Provided records.

>>>>

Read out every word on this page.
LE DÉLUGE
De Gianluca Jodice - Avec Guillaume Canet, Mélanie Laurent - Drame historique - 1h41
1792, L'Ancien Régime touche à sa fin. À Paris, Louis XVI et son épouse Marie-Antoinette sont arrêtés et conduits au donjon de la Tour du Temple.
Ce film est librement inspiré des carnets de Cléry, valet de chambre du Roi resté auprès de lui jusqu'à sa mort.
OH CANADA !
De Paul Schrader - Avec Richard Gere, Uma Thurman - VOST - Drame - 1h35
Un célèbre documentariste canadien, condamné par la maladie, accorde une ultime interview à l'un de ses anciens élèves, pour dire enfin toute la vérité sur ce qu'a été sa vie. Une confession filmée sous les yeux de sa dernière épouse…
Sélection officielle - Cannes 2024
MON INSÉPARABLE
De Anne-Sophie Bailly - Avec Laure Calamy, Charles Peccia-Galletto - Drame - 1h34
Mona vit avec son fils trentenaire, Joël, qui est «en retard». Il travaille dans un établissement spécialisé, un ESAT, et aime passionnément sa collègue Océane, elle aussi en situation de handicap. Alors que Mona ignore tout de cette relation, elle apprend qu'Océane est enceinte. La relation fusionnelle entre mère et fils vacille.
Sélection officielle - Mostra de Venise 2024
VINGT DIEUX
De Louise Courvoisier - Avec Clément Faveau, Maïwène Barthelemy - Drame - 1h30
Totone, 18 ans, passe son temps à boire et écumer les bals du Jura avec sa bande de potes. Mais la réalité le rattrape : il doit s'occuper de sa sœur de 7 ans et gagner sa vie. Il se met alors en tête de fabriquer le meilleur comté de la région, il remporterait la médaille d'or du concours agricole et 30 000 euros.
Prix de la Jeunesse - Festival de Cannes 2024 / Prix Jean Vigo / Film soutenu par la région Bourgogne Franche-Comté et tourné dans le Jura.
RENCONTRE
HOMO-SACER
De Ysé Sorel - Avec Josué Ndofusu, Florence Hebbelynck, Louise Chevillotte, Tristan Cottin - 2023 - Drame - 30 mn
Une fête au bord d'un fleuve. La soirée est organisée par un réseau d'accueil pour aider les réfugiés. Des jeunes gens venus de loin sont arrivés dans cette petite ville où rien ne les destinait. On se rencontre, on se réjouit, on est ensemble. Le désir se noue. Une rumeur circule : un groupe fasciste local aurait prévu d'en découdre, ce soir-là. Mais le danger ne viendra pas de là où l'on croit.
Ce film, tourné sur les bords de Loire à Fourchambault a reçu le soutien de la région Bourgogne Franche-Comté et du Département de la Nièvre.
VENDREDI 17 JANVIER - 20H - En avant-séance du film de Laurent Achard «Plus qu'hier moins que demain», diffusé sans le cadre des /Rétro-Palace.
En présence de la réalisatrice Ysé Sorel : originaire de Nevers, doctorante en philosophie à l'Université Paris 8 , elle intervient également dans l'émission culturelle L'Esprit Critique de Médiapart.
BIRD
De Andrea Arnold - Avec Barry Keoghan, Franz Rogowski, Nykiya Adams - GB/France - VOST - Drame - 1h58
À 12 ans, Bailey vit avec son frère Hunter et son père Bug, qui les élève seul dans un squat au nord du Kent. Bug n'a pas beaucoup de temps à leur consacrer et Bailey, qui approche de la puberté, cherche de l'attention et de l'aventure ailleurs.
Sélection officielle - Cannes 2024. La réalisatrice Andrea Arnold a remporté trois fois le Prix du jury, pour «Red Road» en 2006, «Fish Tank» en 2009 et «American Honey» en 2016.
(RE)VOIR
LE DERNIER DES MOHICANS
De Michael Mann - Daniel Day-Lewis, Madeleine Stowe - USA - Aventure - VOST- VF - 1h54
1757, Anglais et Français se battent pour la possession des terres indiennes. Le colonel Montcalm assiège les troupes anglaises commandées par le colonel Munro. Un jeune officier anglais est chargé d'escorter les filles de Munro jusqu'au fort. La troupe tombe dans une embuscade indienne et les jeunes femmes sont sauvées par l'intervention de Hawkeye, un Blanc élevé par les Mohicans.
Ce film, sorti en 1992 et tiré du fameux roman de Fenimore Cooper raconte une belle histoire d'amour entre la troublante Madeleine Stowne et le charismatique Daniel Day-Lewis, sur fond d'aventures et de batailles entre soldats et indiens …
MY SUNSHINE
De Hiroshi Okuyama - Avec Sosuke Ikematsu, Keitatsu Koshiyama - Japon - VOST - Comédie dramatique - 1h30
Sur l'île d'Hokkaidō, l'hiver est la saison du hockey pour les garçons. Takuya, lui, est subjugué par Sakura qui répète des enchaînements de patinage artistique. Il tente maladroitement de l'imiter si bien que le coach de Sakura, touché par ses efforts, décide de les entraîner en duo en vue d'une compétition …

<<<<

Problem statement.
All lines in the data that contain the word "VOST" should be copied.

Finished answer.
De Paul Schrader - Avec Richard Gere, Uma Thurman - VOST - Drame - 1h35
De Andrea Arnold - Avec Barry Keoghan, Franz Rogowski, Nykiya Adams - GB/France - VOST - Drame - 1h58
De Michael Mann - Daniel Day-Lewis, Madeleine Stowe - USA - Aventure - VOST- VF - 1h54
De Hiroshi Okuyama - Avec Sosuke Ikematsu, Keitatsu Koshiyama - Japon - VOST - Comédie dramatique - 1h30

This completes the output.